● **Vorliegender Text**
++++

# Etwas Enttäuscht vom 900D



## ludscha (7. Mai 2016)

*Etwas Enttäuscht vom 900D*

Hi Bluebeard,

ich bin vom Case schon etwas Enttäuscht und es trübt meine Freude ein wenig .
Der Aludeckel an der Front wackelt etwas und an der Seite des Windows unten hinten über dem Standfuß ist der Lack ab.

Bei einem 350€ Gehäuse erwarte ich schon etwas anderes und zwar ein mackelloses Case. 

Ist wohl bei Corsair nichts Neues, wenn man so manche Rezession des Gehäuses liest.


MFG
ludscha


----------



## wheeler (7. Mai 2016)

*AW: Etwas Enttäuscht vom 900D*

wenn es verarbeitungsmängel sind,kannst du es sicher umtauschen.frag doch mal hier im Support von corsair nach,wie die das sehen


----------



## mr2insane (11. Mai 2016)

*AW: Etwas Enttäuscht vom 900D*

evt. ein Rückläufer vom Händler ? Dann könnte Corsair nichts dafür.


----------



## ludscha (11. Mai 2016)

++++

(Gespeicherte Dateneinträge)
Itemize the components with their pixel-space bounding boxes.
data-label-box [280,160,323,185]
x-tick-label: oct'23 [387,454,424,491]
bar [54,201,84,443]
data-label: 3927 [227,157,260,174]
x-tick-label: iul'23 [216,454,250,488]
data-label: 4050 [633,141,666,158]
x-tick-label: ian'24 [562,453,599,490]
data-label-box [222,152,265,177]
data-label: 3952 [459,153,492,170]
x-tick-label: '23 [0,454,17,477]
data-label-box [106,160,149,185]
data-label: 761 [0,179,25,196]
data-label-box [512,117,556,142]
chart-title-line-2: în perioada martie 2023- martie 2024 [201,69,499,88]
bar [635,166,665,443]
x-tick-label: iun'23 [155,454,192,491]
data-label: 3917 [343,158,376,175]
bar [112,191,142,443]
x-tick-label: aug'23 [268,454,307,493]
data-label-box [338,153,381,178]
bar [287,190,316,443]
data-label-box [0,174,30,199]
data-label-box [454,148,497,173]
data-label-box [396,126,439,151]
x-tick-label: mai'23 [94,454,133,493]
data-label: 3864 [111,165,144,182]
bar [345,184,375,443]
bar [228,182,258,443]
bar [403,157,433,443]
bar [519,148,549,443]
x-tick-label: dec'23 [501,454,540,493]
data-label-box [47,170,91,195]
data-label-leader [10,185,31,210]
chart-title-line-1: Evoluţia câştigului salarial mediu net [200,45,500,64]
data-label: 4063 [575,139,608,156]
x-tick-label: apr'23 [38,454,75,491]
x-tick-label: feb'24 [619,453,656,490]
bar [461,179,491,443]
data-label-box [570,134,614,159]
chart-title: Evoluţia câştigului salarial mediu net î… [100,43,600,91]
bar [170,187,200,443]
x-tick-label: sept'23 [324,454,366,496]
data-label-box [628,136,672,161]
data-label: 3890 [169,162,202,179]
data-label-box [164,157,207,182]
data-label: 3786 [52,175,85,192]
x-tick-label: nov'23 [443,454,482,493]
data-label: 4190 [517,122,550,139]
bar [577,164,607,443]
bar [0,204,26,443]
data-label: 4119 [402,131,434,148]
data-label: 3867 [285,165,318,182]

++++

● **Aufgaben**
(a) Beantworte anhand des Forenthreads zum 900D die folgenden Fragen:
(i) Wie viel hat das Gehäuse laut ludscha gekostet?
(ii) Wo soll ludscha nach Ansicht von wheeler nachfragen?
(iii) Welche Vermutung äußert mr2insane zur Herkunft des Gehäuses?
(b) Übersetze den Satz „Der Aludeckel an der Front wackelt etwas und an der Seite des Windows unten hinten über dem Standfuß ist der Lack ab.“ aus dem Forenthread zum 900D ins Englische.
(c) Führe den Forenthread zum 900D mit dem Beitrag von ludscha vom 11. Mai 2016 fort.

● **Lösungen**
(a)
(i) 350 €.
(ii) Im Support von Corsair.
(iii) Es könnte ein Rückläufer vom Händler sein.

(b) The aluminum cover on the front wobbles a little, and on the side of the window, at the bottom rear above the foot, the paint has come off.

(c)
*AW: Etwas Enttäuscht vom 900D*

Case ging zum Händler zurück , mal gucken was das nächste für Macken hat.


MFG
ludscha


----------



## Bluebeard (11. Mai 2016)

*AW: Etwas Enttäuscht vom 900D*

Hi ludscha,

das war auch die richtige Vorgehensweise. Bitte dokumentiere solche Fehler so gut es geht (Bilder) und auch die Infos zum Austausch (falls nicht geschehen ist es auch kein Problem). Sollte es erneut Probleme geben, lass es mich wissen und wir finden eine Lösung für dich. Das Gehäuse soll in tadellosem Zustand sein und nicht so, wie du es erhalten hast. Für diesen Zustand kann ich mich nur entschuldigen.

Grüße


----------



## ludscha (25. Mai 2016)

*AW: Etwas Enttäuscht vom 900D*

So, meine oben genannte Vorahnung hat sich leider Bewahrheitet, aber das Trauerspiel hat nun ein Ende .

Das gelieferte Ersatz 900D ging auch wieder an den Händler zurück, da zwei Kratzer im Window waren. 

Dazu möchte ich anmerken das das Corsair Siegelband vor dem Öffnen unbeschädigt war, also kein Rückläufer.

Somit vermute ich, das dieses Case so an den Händler geliefert wurde.

Die Frage, die dich mir stelle ist, hat Corsair ein Qualitätsmanagment bzw. eine Endkontrolle ?

Lange Rede, kurzer Sinn, den Kaufvertrag habe ich widerrufen und mein Geld zurück erhalten.


MFG
ludscha


----------



## Bluebeard (25. Mai 2016)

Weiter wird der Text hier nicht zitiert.